### TASK PROMPT
Write out every line of the material below, reproducing each one without any change.

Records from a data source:
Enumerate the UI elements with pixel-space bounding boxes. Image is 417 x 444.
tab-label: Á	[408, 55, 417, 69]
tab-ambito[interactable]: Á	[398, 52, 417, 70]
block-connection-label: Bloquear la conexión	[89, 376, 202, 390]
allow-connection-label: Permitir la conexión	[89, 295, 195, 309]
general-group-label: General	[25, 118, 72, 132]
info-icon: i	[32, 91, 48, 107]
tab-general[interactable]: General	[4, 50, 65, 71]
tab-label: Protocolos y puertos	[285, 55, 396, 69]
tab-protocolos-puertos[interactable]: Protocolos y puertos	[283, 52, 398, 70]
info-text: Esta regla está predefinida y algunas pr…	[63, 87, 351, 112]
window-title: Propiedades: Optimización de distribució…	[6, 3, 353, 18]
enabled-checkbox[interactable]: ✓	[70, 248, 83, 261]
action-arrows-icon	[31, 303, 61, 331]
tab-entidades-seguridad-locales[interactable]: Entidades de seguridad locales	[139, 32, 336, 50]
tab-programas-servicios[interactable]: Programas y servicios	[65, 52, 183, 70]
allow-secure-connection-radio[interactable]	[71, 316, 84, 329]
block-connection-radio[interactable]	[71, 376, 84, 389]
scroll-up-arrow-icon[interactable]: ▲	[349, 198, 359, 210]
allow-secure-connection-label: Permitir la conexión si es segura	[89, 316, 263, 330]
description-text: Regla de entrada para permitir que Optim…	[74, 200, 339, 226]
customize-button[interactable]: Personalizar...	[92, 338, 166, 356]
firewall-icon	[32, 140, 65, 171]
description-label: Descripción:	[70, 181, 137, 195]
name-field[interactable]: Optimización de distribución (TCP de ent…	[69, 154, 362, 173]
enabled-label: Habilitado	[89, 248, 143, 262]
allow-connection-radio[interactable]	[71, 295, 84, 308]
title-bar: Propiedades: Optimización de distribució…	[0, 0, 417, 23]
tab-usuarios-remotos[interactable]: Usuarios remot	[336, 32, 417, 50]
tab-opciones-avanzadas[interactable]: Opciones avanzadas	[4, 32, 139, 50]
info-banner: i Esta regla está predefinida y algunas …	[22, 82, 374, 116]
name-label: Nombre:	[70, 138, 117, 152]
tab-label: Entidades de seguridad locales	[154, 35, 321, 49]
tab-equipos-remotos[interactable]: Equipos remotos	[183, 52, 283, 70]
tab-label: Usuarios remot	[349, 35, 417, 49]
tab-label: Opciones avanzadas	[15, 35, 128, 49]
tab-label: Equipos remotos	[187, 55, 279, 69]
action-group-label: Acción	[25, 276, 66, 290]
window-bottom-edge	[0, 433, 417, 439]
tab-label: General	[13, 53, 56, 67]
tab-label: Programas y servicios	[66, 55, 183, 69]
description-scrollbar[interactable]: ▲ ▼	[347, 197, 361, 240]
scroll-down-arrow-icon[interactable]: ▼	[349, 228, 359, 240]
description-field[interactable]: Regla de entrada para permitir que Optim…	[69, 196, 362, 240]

### WRITTEN RESPONSE
Enumerate the UI elements with pixel-space bounding boxes. Image is 417 x 444.
tab-label: Á	[408, 55, 417, 69]
tab-ambito[interactable]: Á	[398, 52, 417, 70]
block-connection-label: Bloquear la conexión	[89, 376, 202, 390]
allow-connection-label: Permitir la conexión	[89, 295, 195, 309]
general-group-label: General	[25, 118, 72, 132]
info-icon: i	[32, 91, 48, 107]
tab-general[interactable]: General	[4, 50, 65, 71]
tab-label: Protocolos y puertos	[285, 55, 396, 69]
tab-protocolos-puertos[interactable]: Protocolos y puertos	[283, 52, 398, 70]
info-text: Esta regla está predefinida y algunas pr…	[63, 87, 351, 112]
window-title: Propiedades: Optimización de distribució…	[6, 3, 353, 18]
enabled-checkbox[interactable]: ✓	[70, 248, 83, 261]
action-arrows-icon	[31, 303, 61, 331]
tab-entidades-seguridad-locales[interactable]: Entidades de seguridad locales	[139, 32, 336, 50]
tab-programas-servicios[interactable]: Programas y servicios	[65, 52, 183, 70]
allow-secure-connection-radio[interactable]	[71, 316, 84, 329]
block-connection-radio[interactable]	[71, 376, 84, 389]
scroll-up-arrow-icon[interactable]: ▲	[349, 198, 359, 210]
allow-secure-connection-label: Permitir la conexión si es segura	[89, 316, 263, 330]
description-text: Regla de entrada para permitir que Optim…	[74, 200, 339, 226]
customize-button[interactable]: Personalizar...	[92, 338, 166, 356]
firewall-icon	[32, 140, 65, 171]
description-label: Descripción:	[70, 181, 137, 195]
name-field[interactable]: Optimización de distribución (TCP de ent…	[69, 154, 362, 173]
enabled-label: Habilitado	[89, 248, 143, 262]
allow-connection-radio[interactable]	[71, 295, 84, 308]
title-bar: Propiedades: Optimización de distribució…	[0, 0, 417, 23]
tab-usuarios-remotos[interactable]: Usuarios remot	[336, 32, 417, 50]
tab-opciones-avanzadas[interactable]: Opciones avanzadas	[4, 32, 139, 50]
info-banner: i Esta regla está predefinida y algunas …	[22, 82, 374, 116]
name-label: Nombre:	[70, 138, 117, 152]
tab-label: Entidades de seguridad locales	[154, 35, 321, 49]
tab-equipos-remotos[interactable]: Equipos remotos	[183, 52, 283, 70]
tab-label: Usuarios remot	[349, 35, 417, 49]
tab-label: Opciones avanzadas	[15, 35, 128, 49]
tab-label: Equipos remotos	[187, 55, 279, 69]
action-group-label: Acción	[25, 276, 66, 290]
window-bottom-edge	[0, 433, 417, 439]
tab-label: General	[13, 53, 56, 67]
tab-label: Programas y servicios	[66, 55, 183, 69]
description-scrollbar[interactable]: ▲ ▼	[347, 197, 361, 240]
scroll-down-arrow-icon[interactable]: ▼	[349, 228, 359, 240]
description-field[interactable]: Regla de entrada para permitir que Optim…	[69, 196, 362, 240]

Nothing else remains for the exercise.